Objective =>
Tally all lines containing the word "buenas". Give the number alone.

[Collected data entries]
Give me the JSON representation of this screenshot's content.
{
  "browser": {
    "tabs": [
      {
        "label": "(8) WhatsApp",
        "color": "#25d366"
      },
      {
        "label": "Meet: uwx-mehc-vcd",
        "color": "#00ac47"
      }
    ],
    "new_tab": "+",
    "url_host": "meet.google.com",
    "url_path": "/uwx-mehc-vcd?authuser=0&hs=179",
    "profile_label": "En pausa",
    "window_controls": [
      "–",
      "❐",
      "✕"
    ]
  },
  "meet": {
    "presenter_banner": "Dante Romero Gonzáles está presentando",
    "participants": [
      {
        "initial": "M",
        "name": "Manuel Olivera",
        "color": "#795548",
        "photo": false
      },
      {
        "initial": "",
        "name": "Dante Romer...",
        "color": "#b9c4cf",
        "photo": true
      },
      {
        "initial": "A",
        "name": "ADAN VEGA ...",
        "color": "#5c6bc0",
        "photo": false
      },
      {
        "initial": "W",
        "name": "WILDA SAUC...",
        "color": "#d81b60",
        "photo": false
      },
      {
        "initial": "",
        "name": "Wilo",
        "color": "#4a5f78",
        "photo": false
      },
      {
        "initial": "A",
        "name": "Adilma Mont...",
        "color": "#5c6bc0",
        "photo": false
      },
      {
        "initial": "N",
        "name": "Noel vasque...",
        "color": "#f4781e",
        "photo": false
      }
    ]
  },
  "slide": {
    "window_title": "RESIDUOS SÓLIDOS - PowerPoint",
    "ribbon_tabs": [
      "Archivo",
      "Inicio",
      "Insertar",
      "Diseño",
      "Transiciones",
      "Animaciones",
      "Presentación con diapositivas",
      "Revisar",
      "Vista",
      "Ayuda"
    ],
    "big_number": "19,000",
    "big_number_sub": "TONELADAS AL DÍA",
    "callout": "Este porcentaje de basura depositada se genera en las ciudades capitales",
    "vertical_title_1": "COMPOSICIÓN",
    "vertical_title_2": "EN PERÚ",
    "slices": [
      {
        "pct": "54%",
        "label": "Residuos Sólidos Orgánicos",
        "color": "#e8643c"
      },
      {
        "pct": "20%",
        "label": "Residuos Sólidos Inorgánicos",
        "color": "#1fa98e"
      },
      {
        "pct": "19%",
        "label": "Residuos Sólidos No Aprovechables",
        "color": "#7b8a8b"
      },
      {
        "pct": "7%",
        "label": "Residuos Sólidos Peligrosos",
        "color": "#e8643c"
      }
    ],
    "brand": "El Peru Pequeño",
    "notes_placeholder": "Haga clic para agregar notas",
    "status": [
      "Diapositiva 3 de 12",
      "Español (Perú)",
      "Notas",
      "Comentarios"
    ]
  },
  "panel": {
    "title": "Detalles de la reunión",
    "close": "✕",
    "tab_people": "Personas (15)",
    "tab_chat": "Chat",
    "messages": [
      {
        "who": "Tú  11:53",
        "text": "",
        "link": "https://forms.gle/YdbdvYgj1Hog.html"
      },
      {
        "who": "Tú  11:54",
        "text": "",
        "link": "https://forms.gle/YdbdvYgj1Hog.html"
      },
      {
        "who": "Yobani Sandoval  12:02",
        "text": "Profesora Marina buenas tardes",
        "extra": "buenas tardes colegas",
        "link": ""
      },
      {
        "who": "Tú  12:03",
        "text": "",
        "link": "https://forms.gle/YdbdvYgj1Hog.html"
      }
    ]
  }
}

Written reply =>
2